### PROMPT:
Each line of the material below should be reproduced exactly.

### LISTING:
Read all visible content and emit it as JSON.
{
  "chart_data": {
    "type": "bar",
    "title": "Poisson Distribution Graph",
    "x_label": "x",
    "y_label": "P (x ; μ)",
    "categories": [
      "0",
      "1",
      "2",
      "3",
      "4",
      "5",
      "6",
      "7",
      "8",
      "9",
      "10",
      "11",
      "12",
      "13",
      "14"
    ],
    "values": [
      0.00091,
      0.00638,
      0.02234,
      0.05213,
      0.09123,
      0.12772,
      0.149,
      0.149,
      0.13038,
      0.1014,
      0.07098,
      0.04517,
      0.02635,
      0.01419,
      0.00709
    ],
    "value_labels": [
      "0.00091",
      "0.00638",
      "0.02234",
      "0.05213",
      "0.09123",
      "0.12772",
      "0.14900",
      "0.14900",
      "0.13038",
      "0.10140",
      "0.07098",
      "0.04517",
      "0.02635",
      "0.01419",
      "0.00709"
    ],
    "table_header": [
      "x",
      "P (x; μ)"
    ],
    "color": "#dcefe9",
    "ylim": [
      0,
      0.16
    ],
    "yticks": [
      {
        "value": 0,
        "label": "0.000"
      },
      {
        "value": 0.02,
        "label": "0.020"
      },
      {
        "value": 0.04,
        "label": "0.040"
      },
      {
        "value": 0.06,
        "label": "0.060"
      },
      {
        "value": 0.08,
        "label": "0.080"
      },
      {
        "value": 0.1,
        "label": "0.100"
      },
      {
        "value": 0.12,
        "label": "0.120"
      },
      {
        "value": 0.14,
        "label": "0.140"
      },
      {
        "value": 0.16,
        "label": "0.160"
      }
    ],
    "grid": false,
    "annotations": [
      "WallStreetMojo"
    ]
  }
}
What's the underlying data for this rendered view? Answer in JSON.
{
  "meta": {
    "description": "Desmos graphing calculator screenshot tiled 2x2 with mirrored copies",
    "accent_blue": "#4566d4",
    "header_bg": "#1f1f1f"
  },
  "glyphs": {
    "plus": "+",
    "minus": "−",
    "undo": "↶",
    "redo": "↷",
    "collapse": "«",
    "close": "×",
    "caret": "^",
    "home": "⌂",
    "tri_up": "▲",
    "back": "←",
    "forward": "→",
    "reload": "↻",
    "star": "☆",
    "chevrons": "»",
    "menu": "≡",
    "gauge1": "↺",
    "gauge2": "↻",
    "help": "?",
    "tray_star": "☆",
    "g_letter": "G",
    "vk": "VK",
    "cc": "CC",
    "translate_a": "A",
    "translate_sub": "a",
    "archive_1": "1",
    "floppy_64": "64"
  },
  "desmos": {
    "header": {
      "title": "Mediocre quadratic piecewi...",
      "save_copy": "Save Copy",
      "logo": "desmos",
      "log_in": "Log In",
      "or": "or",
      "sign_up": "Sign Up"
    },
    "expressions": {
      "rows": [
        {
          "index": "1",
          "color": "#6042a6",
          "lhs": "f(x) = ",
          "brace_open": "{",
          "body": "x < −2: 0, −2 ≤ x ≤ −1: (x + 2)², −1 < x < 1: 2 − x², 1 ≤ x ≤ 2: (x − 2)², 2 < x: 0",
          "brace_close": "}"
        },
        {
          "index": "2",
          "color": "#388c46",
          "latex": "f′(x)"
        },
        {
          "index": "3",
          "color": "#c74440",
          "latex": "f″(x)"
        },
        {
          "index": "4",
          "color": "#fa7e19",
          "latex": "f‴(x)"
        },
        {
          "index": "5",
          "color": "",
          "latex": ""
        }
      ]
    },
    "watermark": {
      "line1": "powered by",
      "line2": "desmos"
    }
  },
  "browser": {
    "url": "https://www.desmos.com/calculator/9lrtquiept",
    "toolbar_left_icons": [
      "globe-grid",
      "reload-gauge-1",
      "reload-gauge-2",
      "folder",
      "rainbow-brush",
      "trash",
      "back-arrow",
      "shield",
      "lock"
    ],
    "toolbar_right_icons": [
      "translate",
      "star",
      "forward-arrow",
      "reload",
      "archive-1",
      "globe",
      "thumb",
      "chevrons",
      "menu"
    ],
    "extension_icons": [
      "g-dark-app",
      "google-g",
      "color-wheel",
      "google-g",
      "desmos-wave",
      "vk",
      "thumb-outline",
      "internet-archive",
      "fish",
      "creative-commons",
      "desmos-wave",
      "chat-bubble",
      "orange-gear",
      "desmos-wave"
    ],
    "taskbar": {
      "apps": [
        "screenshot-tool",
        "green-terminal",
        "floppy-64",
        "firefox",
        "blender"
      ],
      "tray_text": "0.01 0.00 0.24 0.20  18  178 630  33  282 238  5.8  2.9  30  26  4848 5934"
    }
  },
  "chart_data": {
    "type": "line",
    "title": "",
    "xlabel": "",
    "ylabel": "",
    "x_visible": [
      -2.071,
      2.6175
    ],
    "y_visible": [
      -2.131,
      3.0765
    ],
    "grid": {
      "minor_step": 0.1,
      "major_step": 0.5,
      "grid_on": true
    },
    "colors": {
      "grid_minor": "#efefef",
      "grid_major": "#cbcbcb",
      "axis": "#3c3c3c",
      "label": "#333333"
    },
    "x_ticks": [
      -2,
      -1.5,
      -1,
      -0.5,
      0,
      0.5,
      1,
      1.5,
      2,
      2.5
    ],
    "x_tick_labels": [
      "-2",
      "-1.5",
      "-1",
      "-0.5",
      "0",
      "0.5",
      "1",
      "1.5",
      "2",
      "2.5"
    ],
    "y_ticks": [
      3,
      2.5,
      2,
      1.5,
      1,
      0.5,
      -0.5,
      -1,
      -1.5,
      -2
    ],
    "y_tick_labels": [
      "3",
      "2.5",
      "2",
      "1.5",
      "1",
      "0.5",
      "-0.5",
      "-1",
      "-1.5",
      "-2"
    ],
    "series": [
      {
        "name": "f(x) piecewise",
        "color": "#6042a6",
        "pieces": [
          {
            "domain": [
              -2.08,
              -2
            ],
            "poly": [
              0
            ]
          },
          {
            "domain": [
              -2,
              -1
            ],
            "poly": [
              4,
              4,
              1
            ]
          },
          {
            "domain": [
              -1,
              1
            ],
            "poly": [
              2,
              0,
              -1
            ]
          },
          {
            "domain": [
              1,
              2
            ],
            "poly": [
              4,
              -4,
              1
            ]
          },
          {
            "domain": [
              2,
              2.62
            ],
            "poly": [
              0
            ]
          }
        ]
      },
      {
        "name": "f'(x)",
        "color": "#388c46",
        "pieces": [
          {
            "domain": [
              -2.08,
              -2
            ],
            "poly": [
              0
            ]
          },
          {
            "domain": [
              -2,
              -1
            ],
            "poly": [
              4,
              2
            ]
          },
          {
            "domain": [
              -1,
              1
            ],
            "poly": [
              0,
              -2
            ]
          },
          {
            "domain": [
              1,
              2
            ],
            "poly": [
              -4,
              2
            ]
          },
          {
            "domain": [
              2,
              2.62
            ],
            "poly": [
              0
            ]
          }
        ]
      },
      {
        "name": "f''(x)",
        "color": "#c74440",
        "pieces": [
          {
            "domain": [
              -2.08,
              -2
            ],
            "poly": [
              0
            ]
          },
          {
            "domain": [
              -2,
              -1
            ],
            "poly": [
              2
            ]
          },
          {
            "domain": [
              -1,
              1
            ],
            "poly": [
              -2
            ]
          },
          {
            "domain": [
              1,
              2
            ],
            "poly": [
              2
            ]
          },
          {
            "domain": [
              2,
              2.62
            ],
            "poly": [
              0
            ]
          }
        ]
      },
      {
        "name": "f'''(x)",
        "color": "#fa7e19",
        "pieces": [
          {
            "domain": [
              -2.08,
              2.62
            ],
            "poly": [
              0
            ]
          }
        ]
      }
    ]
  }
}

### FULL RESPONSE:
Read all visible content and emit it as JSON.
{
  "chart_data": {
    "type": "bar",
    "title": "Poisson Distribution Graph",
    "x_label": "x",
    "y_label": "P (x ; μ)",
    "categories": [
      "0",
      "1",
      "2",
      "3",
      "4",
      "5",
      "6",
      "7",
      "8",
      "9",
      "10",
      "11",
      "12",
      "13",
      "14"
    ],
    "values": [
      0.00091,
      0.00638,
      0.02234,
      0.05213,
      0.09123,
      0.12772,
      0.149,
      0.149,
      0.13038,
      0.1014,
      0.07098,
      0.04517,
      0.02635,
      0.01419,
      0.00709
    ],
    "value_labels": [
      "0.00091",
      "0.00638",
      "0.02234",
      "0.05213",
      "0.09123",
      "0.12772",
      "0.14900",
      "0.14900",
      "0.13038",
      "0.10140",
      "0.07098",
      "0.04517",
      "0.02635",
      "0.01419",
      "0.00709"
    ],
    "table_header": [
      "x",
      "P (x; μ)"
    ],
    "color": "#dcefe9",
    "ylim": [
      0,
      0.16
    ],
    "yticks": [
      {
        "value": 0,
        "label": "0.000"
      },
      {
        "value": 0.02,
        "label": "0.020"
      },
      {
        "value": 0.04,
        "label": "0.040"
      },
      {
        "value": 0.06,
        "label": "0.060"
      },
      {
        "value": 0.08,
        "label": "0.080"
      },
      {
        "value": 0.1,
        "label": "0.100"
      },
      {
        "value": 0.12,
        "label": "0.120"
      },
      {
        "value": 0.14,
        "label": "0.140"
      },
      {
        "value": 0.16,
        "label": "0.160"
      }
    ],
    "grid": false,
    "annotations": [
      "WallStreetMojo"
    ]
  }
}
What's the underlying data for this rendered view? Answer in JSON.
{
  "meta": {
    "description": "Desmos graphing calculator screenshot tiled 2x2 with mirrored copies",
    "accent_blue": "#4566d4",
    "header_bg": "#1f1f1f"
  },
  "glyphs": {
    "plus": "+",
    "minus": "−",
    "undo": "↶",
    "redo": "↷",
    "collapse": "«",
    "close": "×",
    "caret": "^",
    "home": "⌂",
    "tri_up": "▲",
    "back": "←",
    "forward": "→",
    "reload": "↻",
    "star": "☆",
    "chevrons": "»",
    "menu": "≡",
    "gauge1": "↺",
    "gauge2": "↻",
    "help": "?",
    "tray_star": "☆",
    "g_letter": "G",
    "vk": "VK",
    "cc": "CC",
    "translate_a": "A",
    "translate_sub": "a",
    "archive_1": "1",
    "floppy_64": "64"
  },
  "desmos": {
    "header": {
      "title": "Mediocre quadratic piecewi...",
      "save_copy": "Save Copy",
      "logo": "desmos",
      "log_in": "Log In",
      "or": "or",
      "sign_up": "Sign Up"
    },
    "expressions": {
      "rows": [
        {
          "index": "1",
          "color": "#6042a6",
          "lhs": "f(x) = ",
          "brace_open": "{",
          "body": "x < −2: 0, −2 ≤ x ≤ −1: (x + 2)², −1 < x < 1: 2 − x², 1 ≤ x ≤ 2: (x − 2)², 2 < x: 0",
          "brace_close": "}"
        },
        {
          "index": "2",
          "color": "#388c46",
          "latex": "f′(x)"
        },
        {
          "index": "3",
          "color": "#c74440",
          "latex": "f″(x)"
        },
        {
          "index": "4",
          "color": "#fa7e19",
          "latex": "f‴(x)"
        },
        {
          "index": "5",
          "color": "",
          "latex": ""
        }
      ]
    },
    "watermark": {
      "line1": "powered by",
      "line2": "desmos"
    }
  },
  "browser": {
    "url": "https://www.desmos.com/calculator/9lrtquiept",
    "toolbar_left_icons": [
      "globe-grid",
      "reload-gauge-1",
      "reload-gauge-2",
      "folder",
      "rainbow-brush",
      "trash",
      "back-arrow",
      "shield",
      "lock"
    ],
    "toolbar_right_icons": [
      "translate",
      "star",
      "forward-arrow",
      "reload",
      "archive-1",
      "globe",
      "thumb",
      "chevrons",
      "menu"
    ],
    "extension_icons": [
      "g-dark-app",
      "google-g",
      "color-wheel",
      "google-g",
      "desmos-wave",
      "vk",
      "thumb-outline",
      "internet-archive",
      "fish",
      "creative-commons",
      "desmos-wave",
      "chat-bubble",
      "orange-gear",
      "desmos-wave"
    ],
    "taskbar": {
      "apps": [
        "screenshot-tool",
        "green-terminal",
        "floppy-64",
        "firefox",
        "blender"
      ],
      "tray_text": "0.01 0.00 0.24 0.20  18  178 630  33  282 238  5.8  2.9  30  26  4848 5934"
    }
  },
  "chart_data": {
    "type": "line",
    "title": "",
    "xlabel": "",
    "ylabel": "",
    "x_visible": [
      -2.071,
      2.6175
    ],
    "y_visible": [
      -2.131,
      3.0765
    ],
    "grid": {
      "minor_step": 0.1,
      "major_step": 0.5,
      "grid_on": true
    },
    "colors": {
      "grid_minor": "#efefef",
      "grid_major": "#cbcbcb",
      "axis": "#3c3c3c",
      "label": "#333333"
    },
    "x_ticks": [
      -2,
      -1.5,
      -1,
      -0.5,
      0,
      0.5,
      1,
      1.5,
      2,
      2.5
    ],
    "x_tick_labels": [
      "-2",
      "-1.5",
      "-1",
      "-0.5",
      "0",
      "0.5",
      "1",
      "1.5",
      "2",
      "2.5"
    ],
    "y_ticks": [
      3,
      2.5,
      2,
      1.5,
      1,
      0.5,
      -0.5,
      -1,
      -1.5,
      -2
    ],
    "y_tick_labels": [
      "3",
      "2.5",
      "2",
      "1.5",
      "1",
      "0.5",
      "-0.5",
      "-1",
      "-1.5",
      "-2"
    ],
    "series": [
      {
        "name": "f(x) piecewise",
        "color": "#6042a6",
        "pieces": [
          {
            "domain": [
              -2.08,
              -2
            ],
            "poly": [
              0
            ]
          },
          {
            "domain": [
              -2,
              -1
            ],
            "poly": [
              4,
              4,
              1
            ]
          },
          {
            "domain": [
              -1,
              1
            ],
            "poly": [
              2,
              0,
              -1
            ]
          },
          {
            "domain": [
              1,
              2
            ],
            "poly": [
              4,
              -4,
              1
            ]
          },
          {
            "domain": [
              2,
              2.62
            ],
            "poly": [
              0
            ]
          }
        ]
      },
      {
        "name": "f'(x)",
        "color": "#388c46",
        "pieces": [
          {
            "domain": [
              -2.08,
              -2
            ],
            "poly": [
              0
            ]
          },
          {
            "domain": [
              -2,
              -1
            ],
            "poly": [
              4,
              2
            ]
          },
          {
            "domain": [
              -1,
              1
            ],
            "poly": [
              0,
              -2
            ]
          },
          {
            "domain": [
              1,
              2
            ],
            "poly": [
              -4,
              2
            ]
          },
          {
            "domain": [
              2,
              2.62
            ],
            "poly": [
              0
            ]
          }
        ]
      },
      {
        "name": "f''(x)",
        "color": "#c74440",
        "pieces": [
          {
            "domain": [
              -2.08,
              -2
            ],
            "poly": [
              0
            ]
          },
          {
            "domain": [
              -2,
              -1
            ],
            "poly": [
              2
            ]
          },
          {
            "domain": [
              -1,
              1
            ],
            "poly": [
              -2
            ]
          },
          {
            "domain": [
              1,
              2
            ],
            "poly": [
              2
            ]
          },
          {
            "domain": [
              2,
              2.62
            ],
            "poly": [
              0
            ]
          }
        ]
      },
      {
        "name": "f'''(x)",
        "color": "#fa7e19",
        "pieces": [
          {
            "domain": [
              -2.08,
              2.62
            ],
            "poly": [
              0
            ]
          }
        ]
      }
    ]
  }
}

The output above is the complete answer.